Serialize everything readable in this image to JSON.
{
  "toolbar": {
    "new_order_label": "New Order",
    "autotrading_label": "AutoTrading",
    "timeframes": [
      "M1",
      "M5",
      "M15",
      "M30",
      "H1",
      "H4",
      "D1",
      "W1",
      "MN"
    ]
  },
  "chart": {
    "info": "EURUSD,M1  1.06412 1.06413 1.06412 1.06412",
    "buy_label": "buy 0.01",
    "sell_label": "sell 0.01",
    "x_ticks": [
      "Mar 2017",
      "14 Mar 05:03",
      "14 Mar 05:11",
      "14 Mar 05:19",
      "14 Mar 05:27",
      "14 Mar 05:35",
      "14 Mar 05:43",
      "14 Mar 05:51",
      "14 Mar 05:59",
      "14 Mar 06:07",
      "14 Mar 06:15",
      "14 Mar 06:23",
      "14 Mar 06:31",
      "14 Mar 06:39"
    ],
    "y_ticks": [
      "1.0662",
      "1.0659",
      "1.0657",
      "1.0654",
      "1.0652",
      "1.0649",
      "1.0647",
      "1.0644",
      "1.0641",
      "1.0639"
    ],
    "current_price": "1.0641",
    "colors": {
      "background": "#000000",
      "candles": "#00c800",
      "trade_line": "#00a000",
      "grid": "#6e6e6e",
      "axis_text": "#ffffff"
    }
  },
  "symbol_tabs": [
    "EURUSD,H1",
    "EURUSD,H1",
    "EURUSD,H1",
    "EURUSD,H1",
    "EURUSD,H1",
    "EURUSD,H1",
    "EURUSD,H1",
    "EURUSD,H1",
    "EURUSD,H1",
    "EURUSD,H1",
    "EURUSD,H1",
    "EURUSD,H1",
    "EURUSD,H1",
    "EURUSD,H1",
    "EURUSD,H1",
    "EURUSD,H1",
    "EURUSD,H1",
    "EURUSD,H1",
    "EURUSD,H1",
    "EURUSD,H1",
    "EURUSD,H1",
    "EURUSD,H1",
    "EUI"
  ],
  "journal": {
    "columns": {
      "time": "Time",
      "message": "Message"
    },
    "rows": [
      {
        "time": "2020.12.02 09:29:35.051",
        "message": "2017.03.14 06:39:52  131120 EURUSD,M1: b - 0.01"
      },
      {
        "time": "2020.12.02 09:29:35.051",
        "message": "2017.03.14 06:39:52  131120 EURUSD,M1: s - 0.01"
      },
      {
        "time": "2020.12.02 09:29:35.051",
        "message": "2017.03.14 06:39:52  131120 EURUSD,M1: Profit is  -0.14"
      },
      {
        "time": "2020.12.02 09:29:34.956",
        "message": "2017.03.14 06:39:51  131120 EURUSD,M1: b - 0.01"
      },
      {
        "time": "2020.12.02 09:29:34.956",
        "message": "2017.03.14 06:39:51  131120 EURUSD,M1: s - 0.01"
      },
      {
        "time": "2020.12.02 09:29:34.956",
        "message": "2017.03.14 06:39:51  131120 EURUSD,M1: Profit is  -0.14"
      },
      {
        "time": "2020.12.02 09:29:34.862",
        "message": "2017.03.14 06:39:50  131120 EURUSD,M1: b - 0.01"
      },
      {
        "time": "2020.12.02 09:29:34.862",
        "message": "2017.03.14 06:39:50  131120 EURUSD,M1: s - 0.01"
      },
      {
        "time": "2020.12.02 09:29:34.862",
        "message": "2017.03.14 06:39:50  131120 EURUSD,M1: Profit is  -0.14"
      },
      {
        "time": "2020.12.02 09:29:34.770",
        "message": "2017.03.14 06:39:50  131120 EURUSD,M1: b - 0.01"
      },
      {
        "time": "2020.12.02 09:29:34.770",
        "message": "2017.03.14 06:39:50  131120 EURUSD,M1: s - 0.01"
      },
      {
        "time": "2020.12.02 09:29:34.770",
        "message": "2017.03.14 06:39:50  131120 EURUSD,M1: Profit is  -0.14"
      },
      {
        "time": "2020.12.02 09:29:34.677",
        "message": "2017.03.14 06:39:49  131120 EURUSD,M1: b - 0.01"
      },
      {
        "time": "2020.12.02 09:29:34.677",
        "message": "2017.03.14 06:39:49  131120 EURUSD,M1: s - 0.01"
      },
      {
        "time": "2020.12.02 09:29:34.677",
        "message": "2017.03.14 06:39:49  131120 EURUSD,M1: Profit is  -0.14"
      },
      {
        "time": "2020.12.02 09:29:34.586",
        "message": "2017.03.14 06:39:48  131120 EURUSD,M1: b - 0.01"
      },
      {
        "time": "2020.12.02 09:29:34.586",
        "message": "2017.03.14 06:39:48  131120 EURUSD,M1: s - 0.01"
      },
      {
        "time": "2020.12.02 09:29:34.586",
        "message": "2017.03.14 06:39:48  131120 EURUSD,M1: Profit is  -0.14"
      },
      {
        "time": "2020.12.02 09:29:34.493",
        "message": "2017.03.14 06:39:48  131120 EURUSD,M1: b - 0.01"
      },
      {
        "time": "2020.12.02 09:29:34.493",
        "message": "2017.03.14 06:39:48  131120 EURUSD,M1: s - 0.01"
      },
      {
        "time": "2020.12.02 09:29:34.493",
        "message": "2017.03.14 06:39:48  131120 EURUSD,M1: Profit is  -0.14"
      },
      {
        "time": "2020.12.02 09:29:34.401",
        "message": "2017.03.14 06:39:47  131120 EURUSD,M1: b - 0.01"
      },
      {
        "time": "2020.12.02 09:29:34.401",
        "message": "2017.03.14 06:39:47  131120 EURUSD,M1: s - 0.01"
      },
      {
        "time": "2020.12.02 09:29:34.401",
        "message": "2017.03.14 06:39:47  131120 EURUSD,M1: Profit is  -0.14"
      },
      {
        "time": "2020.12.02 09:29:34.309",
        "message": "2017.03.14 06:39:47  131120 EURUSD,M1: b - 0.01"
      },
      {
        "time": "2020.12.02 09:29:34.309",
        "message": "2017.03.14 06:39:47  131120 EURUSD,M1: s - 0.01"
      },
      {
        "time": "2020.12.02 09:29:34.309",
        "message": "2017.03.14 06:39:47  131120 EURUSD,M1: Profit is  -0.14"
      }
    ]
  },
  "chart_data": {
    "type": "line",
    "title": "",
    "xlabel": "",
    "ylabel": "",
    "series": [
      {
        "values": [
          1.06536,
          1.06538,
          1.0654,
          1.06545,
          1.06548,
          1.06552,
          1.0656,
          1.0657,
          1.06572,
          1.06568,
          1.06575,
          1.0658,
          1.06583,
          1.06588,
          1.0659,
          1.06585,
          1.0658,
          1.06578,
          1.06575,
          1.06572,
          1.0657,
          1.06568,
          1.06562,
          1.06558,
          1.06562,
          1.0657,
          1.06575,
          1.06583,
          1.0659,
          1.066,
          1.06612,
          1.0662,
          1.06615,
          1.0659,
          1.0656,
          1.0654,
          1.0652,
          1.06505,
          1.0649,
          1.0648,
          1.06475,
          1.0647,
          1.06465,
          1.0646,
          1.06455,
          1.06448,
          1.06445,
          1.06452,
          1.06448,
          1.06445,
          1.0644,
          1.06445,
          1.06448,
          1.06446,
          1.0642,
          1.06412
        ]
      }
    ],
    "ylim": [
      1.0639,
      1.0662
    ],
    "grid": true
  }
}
────────────────────────────────────────
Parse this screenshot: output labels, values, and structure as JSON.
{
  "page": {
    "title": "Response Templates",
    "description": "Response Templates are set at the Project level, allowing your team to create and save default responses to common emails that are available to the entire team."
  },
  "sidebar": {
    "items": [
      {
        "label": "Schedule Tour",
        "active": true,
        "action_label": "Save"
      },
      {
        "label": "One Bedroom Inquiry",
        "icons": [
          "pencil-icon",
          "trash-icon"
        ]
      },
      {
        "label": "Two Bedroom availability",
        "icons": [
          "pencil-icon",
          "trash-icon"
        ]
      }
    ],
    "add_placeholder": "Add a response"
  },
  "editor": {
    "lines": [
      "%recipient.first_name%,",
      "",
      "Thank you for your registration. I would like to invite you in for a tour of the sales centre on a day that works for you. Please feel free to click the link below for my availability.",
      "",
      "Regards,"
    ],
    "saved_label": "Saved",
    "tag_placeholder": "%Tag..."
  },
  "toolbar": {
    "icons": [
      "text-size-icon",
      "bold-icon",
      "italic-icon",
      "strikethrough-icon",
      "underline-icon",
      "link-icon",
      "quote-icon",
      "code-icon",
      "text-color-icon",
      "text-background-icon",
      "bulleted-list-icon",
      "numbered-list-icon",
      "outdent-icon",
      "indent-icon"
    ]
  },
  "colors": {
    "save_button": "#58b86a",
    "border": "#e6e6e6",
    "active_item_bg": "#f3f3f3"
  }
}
────────────────────────────────────────
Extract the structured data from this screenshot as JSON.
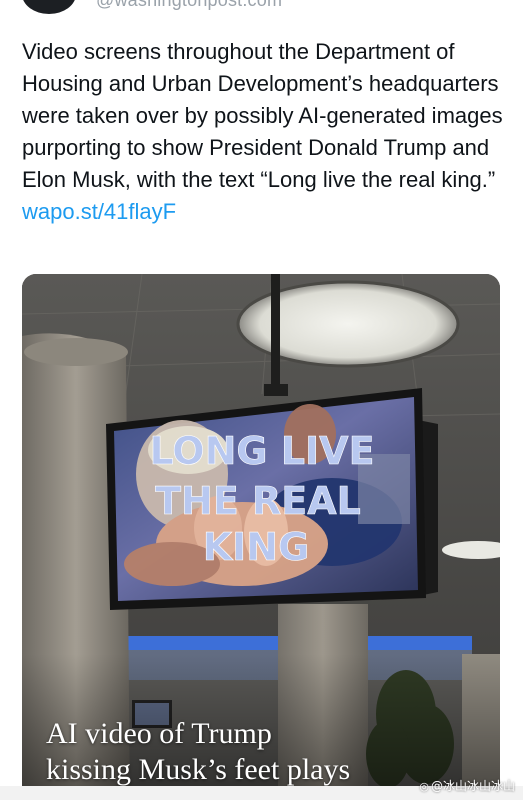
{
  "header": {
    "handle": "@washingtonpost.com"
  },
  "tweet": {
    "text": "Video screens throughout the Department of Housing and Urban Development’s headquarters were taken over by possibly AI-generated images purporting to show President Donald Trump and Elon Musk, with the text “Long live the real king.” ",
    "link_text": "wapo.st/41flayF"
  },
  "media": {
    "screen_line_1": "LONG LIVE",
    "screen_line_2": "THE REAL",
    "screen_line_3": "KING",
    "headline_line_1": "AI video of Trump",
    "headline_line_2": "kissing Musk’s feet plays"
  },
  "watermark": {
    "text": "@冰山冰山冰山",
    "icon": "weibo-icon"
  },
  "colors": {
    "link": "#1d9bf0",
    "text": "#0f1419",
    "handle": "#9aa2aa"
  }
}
────────────────────────────────────────
Reply with only the number of lines in the entries that contain the word "Bedroom".

**WORKED ANSWER**
2